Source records
------------

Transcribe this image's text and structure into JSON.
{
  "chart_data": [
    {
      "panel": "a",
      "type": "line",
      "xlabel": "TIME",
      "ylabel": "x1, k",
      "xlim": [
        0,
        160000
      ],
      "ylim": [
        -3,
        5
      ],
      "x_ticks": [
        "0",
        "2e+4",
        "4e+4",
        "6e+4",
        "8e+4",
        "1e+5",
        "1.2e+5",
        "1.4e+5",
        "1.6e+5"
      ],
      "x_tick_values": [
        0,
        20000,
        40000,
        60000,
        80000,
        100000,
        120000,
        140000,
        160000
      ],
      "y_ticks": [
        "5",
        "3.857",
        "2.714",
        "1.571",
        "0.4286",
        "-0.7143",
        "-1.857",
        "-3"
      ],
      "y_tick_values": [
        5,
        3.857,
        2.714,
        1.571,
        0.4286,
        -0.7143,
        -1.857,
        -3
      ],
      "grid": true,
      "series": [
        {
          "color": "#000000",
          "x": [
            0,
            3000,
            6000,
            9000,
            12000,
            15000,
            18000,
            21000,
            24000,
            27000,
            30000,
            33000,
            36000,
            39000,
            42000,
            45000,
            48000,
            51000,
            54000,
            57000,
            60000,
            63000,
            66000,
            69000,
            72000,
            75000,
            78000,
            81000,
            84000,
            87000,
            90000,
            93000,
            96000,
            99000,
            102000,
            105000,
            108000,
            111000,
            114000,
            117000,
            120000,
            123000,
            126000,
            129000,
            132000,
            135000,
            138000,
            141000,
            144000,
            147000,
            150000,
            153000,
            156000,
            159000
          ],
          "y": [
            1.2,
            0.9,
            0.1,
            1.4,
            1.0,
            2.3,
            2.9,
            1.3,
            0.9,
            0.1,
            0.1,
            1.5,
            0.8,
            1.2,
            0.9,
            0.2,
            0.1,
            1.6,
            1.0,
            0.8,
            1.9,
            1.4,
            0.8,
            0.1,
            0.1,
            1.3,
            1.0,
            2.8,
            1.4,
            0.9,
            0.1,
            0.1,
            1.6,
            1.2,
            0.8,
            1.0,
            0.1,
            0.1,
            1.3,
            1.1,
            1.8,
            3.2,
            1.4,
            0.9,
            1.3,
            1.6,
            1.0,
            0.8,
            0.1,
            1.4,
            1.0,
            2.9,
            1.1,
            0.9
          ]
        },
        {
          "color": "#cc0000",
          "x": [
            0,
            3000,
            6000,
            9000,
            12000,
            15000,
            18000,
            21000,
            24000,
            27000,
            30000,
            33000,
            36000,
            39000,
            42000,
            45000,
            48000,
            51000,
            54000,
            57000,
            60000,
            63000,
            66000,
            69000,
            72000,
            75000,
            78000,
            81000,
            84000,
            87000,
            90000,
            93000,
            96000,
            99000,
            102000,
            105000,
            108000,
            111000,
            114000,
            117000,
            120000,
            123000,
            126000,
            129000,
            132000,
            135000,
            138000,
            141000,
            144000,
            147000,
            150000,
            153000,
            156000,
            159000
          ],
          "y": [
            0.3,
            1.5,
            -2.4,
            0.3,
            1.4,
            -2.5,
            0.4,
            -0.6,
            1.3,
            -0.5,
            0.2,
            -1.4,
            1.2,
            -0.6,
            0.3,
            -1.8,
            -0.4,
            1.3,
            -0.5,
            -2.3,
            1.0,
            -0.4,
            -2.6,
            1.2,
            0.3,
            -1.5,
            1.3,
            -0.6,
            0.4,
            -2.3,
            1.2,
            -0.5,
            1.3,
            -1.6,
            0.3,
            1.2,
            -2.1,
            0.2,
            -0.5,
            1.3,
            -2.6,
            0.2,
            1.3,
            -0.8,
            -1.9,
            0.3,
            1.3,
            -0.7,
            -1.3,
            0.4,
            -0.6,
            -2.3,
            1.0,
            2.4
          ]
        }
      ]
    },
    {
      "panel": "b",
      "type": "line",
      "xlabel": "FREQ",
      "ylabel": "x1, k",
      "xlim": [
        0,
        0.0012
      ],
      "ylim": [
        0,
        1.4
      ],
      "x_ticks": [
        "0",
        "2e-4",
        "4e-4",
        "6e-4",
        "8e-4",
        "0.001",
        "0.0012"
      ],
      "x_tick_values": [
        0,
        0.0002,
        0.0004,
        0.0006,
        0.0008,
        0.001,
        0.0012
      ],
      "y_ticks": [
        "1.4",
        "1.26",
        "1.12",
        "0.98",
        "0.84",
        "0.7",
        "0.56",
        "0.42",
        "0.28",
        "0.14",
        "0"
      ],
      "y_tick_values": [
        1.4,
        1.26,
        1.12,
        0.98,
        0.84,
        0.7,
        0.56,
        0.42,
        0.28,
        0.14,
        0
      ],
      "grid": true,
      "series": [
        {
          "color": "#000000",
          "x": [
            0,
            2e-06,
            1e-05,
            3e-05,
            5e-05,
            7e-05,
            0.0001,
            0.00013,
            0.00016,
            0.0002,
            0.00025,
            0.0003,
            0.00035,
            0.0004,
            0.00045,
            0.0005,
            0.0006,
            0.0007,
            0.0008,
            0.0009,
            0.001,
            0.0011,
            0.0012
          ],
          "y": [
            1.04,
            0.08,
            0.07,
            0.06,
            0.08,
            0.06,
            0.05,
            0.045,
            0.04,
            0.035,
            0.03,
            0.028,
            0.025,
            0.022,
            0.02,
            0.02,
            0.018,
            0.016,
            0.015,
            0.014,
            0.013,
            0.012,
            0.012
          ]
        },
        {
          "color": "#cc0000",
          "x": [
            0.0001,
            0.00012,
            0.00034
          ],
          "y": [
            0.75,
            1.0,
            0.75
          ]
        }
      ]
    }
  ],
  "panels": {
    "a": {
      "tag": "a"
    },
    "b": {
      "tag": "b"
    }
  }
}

------------

Aim> Extract every entry above as it appears.

Answer>
Transcribe this image's text and structure into JSON.
{
  "chart_data": [
    {
      "panel": "a",
      "type": "line",
      "xlabel": "TIME",
      "ylabel": "x1, k",
      "xlim": [
        0,
        160000
      ],
      "ylim": [
        -3,
        5
      ],
      "x_ticks": [
        "0",
        "2e+4",
        "4e+4",
        "6e+4",
        "8e+4",
        "1e+5",
        "1.2e+5",
        "1.4e+5",
        "1.6e+5"
      ],
      "x_tick_values": [
        0,
        20000,
        40000,
        60000,
        80000,
        100000,
        120000,
        140000,
        160000
      ],
      "y_ticks": [
        "5",
        "3.857",
        "2.714",
        "1.571",
        "0.4286",
        "-0.7143",
        "-1.857",
        "-3"
      ],
      "y_tick_values": [
        5,
        3.857,
        2.714,
        1.571,
        0.4286,
        -0.7143,
        -1.857,
        -3
      ],
      "grid": true,
      "series": [
        {
          "color": "#000000",
          "x": [
            0,
            3000,
            6000,
            9000,
            12000,
            15000,
            18000,
            21000,
            24000,
            27000,
            30000,
            33000,
            36000,
            39000,
            42000,
            45000,
            48000,
            51000,
            54000,
            57000,
            60000,
            63000,
            66000,
            69000,
            72000,
            75000,
            78000,
            81000,
            84000,
            87000,
            90000,
            93000,
            96000,
            99000,
            102000,
            105000,
            108000,
            111000,
            114000,
            117000,
            120000,
            123000,
            126000,
            129000,
            132000,
            135000,
            138000,
            141000,
            144000,
            147000,
            150000,
            153000,
            156000,
            159000
          ],
          "y": [
            1.2,
            0.9,
            0.1,
            1.4,
            1.0,
            2.3,
            2.9,
            1.3,
            0.9,
            0.1,
            0.1,
            1.5,
            0.8,
            1.2,
            0.9,
            0.2,
            0.1,
            1.6,
            1.0,
            0.8,
            1.9,
            1.4,
            0.8,
            0.1,
            0.1,
            1.3,
            1.0,
            2.8,
            1.4,
            0.9,
            0.1,
            0.1,
            1.6,
            1.2,
            0.8,
            1.0,
            0.1,
            0.1,
            1.3,
            1.1,
            1.8,
            3.2,
            1.4,
            0.9,
            1.3,
            1.6,
            1.0,
            0.8,
            0.1,
            1.4,
            1.0,
            2.9,
            1.1,
            0.9
          ]
        },
        {
          "color": "#cc0000",
          "x": [
            0,
            3000,
            6000,
            9000,
            12000,
            15000,
            18000,
            21000,
            24000,
            27000,
            30000,
            33000,
            36000,
            39000,
            42000,
            45000,
            48000,
            51000,
            54000,
            57000,
            60000,
            63000,
            66000,
            69000,
            72000,
            75000,
            78000,
            81000,
            84000,
            87000,
            90000,
            93000,
            96000,
            99000,
            102000,
            105000,
            108000,
            111000,
            114000,
            117000,
            120000,
            123000,
            126000,
            129000,
            132000,
            135000,
            138000,
            141000,
            144000,
            147000,
            150000,
            153000,
            156000,
            159000
          ],
          "y": [
            0.3,
            1.5,
            -2.4,
            0.3,
            1.4,
            -2.5,
            0.4,
            -0.6,
            1.3,
            -0.5,
            0.2,
            -1.4,
            1.2,
            -0.6,
            0.3,
            -1.8,
            -0.4,
            1.3,
            -0.5,
            -2.3,
            1.0,
            -0.4,
            -2.6,
            1.2,
            0.3,
            -1.5,
            1.3,
            -0.6,
            0.4,
            -2.3,
            1.2,
            -0.5,
            1.3,
            -1.6,
            0.3,
            1.2,
            -2.1,
            0.2,
            -0.5,
            1.3,
            -2.6,
            0.2,
            1.3,
            -0.8,
            -1.9,
            0.3,
            1.3,
            -0.7,
            -1.3,
            0.4,
            -0.6,
            -2.3,
            1.0,
            2.4
          ]
        }
      ]
    },
    {
      "panel": "b",
      "type": "line",
      "xlabel": "FREQ",
      "ylabel": "x1, k",
      "xlim": [
        0,
        0.0012
      ],
      "ylim": [
        0,
        1.4
      ],
      "x_ticks": [
        "0",
        "2e-4",
        "4e-4",
        "6e-4",
        "8e-4",
        "0.001",
        "0.0012"
      ],
      "x_tick_values": [
        0,
        0.0002,
        0.0004,
        0.0006,
        0.0008,
        0.001,
        0.0012
      ],
      "y_ticks": [
        "1.4",
        "1.26",
        "1.12",
        "0.98",
        "0.84",
        "0.7",
        "0.56",
        "0.42",
        "0.28",
        "0.14",
        "0"
      ],
      "y_tick_values": [
        1.4,
        1.26,
        1.12,
        0.98,
        0.84,
        0.7,
        0.56,
        0.42,
        0.28,
        0.14,
        0
      ],
      "grid": true,
      "series": [
        {
          "color": "#000000",
          "x": [
            0,
            2e-06,
            1e-05,
            3e-05,
            5e-05,
            7e-05,
            0.0001,
            0.00013,
            0.00016,
            0.0002,
            0.00025,
            0.0003,
            0.00035,
            0.0004,
            0.00045,
            0.0005,
            0.0006,
            0.0007,
            0.0008,
            0.0009,
            0.001,
            0.0011,
            0.0012
          ],
          "y": [
            1.04,
            0.08,
            0.07,
            0.06,
            0.08,
            0.06,
            0.05,
            0.045,
            0.04,
            0.035,
            0.03,
            0.028,
            0.025,
            0.022,
            0.02,
            0.02,
            0.018,
            0.016,
            0.015,
            0.014,
            0.013,
            0.012,
            0.012
          ]
        },
        {
          "color": "#cc0000",
          "x": [
            0.0001,
            0.00012,
            0.00034
          ],
          "y": [
            0.75,
            1.0,
            0.75
          ]
        }
      ]
    }
  ],
  "panels": {
    "a": {
      "tag": "a"
    },
    "b": {
      "tag": "b"
    }
  }
}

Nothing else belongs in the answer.